◆ GIVEN EXERCISE: Output the data exactly, with every line intact.

◆ EXTRACTED ENTRIES:
- - -

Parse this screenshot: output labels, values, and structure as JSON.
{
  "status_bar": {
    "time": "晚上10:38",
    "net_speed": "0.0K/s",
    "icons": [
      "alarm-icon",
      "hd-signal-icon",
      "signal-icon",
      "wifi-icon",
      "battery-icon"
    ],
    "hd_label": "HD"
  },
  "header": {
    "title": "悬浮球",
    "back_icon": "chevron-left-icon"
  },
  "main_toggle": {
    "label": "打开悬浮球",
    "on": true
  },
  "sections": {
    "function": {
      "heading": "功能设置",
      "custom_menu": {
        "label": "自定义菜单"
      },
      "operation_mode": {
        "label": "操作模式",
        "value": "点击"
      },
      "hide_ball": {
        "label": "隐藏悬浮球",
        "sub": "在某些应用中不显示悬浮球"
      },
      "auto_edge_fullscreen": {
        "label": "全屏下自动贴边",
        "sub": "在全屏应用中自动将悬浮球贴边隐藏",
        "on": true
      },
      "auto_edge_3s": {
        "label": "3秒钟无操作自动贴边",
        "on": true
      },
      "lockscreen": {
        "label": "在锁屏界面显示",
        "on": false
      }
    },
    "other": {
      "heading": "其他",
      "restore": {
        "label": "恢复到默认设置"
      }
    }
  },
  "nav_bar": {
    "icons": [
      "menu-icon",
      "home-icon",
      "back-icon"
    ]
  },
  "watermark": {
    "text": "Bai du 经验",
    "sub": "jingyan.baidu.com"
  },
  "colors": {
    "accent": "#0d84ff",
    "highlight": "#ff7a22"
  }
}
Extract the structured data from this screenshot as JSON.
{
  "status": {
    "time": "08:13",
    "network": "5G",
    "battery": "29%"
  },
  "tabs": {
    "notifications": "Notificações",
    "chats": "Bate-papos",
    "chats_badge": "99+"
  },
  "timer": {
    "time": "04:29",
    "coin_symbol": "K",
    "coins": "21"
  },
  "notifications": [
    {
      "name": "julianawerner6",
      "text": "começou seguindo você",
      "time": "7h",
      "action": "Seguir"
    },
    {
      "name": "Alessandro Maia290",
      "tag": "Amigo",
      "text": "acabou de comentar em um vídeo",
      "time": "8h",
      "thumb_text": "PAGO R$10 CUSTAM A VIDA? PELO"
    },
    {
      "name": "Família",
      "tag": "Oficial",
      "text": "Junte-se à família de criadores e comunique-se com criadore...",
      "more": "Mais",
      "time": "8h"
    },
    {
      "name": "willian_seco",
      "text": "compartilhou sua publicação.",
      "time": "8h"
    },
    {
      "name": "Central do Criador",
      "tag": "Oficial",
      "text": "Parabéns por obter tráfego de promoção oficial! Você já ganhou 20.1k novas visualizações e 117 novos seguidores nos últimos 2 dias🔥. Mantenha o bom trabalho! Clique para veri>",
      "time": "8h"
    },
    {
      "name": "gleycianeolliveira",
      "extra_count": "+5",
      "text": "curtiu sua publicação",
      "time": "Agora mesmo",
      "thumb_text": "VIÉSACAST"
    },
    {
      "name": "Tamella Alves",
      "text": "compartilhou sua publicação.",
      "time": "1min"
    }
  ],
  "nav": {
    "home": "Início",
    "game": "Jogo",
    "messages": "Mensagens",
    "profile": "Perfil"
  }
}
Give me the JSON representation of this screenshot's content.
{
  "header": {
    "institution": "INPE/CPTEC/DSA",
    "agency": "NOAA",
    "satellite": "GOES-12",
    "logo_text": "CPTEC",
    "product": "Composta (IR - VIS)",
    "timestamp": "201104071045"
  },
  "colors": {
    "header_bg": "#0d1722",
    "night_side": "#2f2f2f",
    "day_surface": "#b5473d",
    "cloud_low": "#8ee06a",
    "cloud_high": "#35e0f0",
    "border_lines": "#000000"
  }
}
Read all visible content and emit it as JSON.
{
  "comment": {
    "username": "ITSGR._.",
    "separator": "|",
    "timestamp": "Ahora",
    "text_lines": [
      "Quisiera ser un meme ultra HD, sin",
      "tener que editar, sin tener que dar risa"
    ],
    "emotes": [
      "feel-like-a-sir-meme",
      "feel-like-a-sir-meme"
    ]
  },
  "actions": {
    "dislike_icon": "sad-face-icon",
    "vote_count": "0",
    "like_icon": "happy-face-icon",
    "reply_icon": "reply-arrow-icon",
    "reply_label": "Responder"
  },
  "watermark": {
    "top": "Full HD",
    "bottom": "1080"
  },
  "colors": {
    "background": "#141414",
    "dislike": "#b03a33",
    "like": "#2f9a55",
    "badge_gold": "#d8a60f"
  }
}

- - -

◆ COMPLETED TASK:
Parse this screenshot: output labels, values, and structure as JSON.
{
  "status_bar": {
    "time": "晚上10:38",
    "net_speed": "0.0K/s",
    "icons": [
      "alarm-icon",
      "hd-signal-icon",
      "signal-icon",
      "wifi-icon",
      "battery-icon"
    ],
    "hd_label": "HD"
  },
  "header": {
    "title": "悬浮球",
    "back_icon": "chevron-left-icon"
  },
  "main_toggle": {
    "label": "打开悬浮球",
    "on": true
  },
  "sections": {
    "function": {
      "heading": "功能设置",
      "custom_menu": {
        "label": "自定义菜单"
      },
      "operation_mode": {
        "label": "操作模式",
        "value": "点击"
      },
      "hide_ball": {
        "label": "隐藏悬浮球",
        "sub": "在某些应用中不显示悬浮球"
      },
      "auto_edge_fullscreen": {
        "label": "全屏下自动贴边",
        "sub": "在全屏应用中自动将悬浮球贴边隐藏",
        "on": true
      },
      "auto_edge_3s": {
        "label": "3秒钟无操作自动贴边",
        "on": true
      },
      "lockscreen": {
        "label": "在锁屏界面显示",
        "on": false
      }
    },
    "other": {
      "heading": "其他",
      "restore": {
        "label": "恢复到默认设置"
      }
    }
  },
  "nav_bar": {
    "icons": [
      "menu-icon",
      "home-icon",
      "back-icon"
    ]
  },
  "watermark": {
    "text": "Bai du 经验",
    "sub": "jingyan.baidu.com"
  },
  "colors": {
    "accent": "#0d84ff",
    "highlight": "#ff7a22"
  }
}
Extract the structured data from this screenshot as JSON.
{
  "status": {
    "time": "08:13",
    "network": "5G",
    "battery": "29%"
  },
  "tabs": {
    "notifications": "Notificações",
    "chats": "Bate-papos",
    "chats_badge": "99+"
  },
  "timer": {
    "time": "04:29",
    "coin_symbol": "K",
    "coins": "21"
  },
  "notifications": [
    {
      "name": "julianawerner6",
      "text": "começou seguindo você",
      "time": "7h",
      "action": "Seguir"
    },
    {
      "name": "Alessandro Maia290",
      "tag": "Amigo",
      "text": "acabou de comentar em um vídeo",
      "time": "8h",
      "thumb_text": "PAGO R$10 CUSTAM A VIDA? PELO"
    },
    {
      "name": "Família",
      "tag": "Oficial",
      "text": "Junte-se à família de criadores e comunique-se com criadore...",
      "more": "Mais",
      "time": "8h"
    },
    {
      "name": "willian_seco",
      "text": "compartilhou sua publicação.",
      "time": "8h"
    },
    {
      "name": "Central do Criador",
      "tag": "Oficial",
      "text": "Parabéns por obter tráfego de promoção oficial! Você já ganhou 20.1k novas visualizações e 117 novos seguidores nos últimos 2 dias🔥. Mantenha o bom trabalho! Clique para veri>",
      "time": "8h"
    },
    {
      "name": "gleycianeolliveira",
      "extra_count": "+5",
      "text": "curtiu sua publicação",
      "time": "Agora mesmo",
      "thumb_text": "VIÉSACAST"
    },
    {
      "name": "Tamella Alves",
      "text": "compartilhou sua publicação.",
      "time": "1min"
    }
  ],
  "nav": {
    "home": "Início",
    "game": "Jogo",
    "messages": "Mensagens",
    "profile": "Perfil"
  }
}
Give me the JSON representation of this screenshot's content.
{
  "header": {
    "institution": "INPE/CPTEC/DSA",
    "agency": "NOAA",
    "satellite": "GOES-12",
    "logo_text": "CPTEC",
    "product": "Composta (IR - VIS)",
    "timestamp": "201104071045"
  },
  "colors": {
    "header_bg": "#0d1722",
    "night_side": "#2f2f2f",
    "day_surface": "#b5473d",
    "cloud_low": "#8ee06a",
    "cloud_high": "#35e0f0",
    "border_lines": "#000000"
  }
}
Read all visible content and emit it as JSON.
{
  "comment": {
    "username": "ITSGR._.",
    "separator": "|",
    "timestamp": "Ahora",
    "text_lines": [
      "Quisiera ser un meme ultra HD, sin",
      "tener que editar, sin tener que dar risa"
    ],
    "emotes": [
      "feel-like-a-sir-meme",
      "feel-like-a-sir-meme"
    ]
  },
  "actions": {
    "dislike_icon": "sad-face-icon",
    "vote_count": "0",
    "like_icon": "happy-face-icon",
    "reply_icon": "reply-arrow-icon",
    "reply_label": "Responder"
  },
  "watermark": {
    "top": "Full HD",
    "bottom": "1080"
  },
  "colors": {
    "background": "#141414",
    "dislike": "#b03a33",
    "like": "#2f9a55",
    "badge_gold": "#d8a60f"
  }
}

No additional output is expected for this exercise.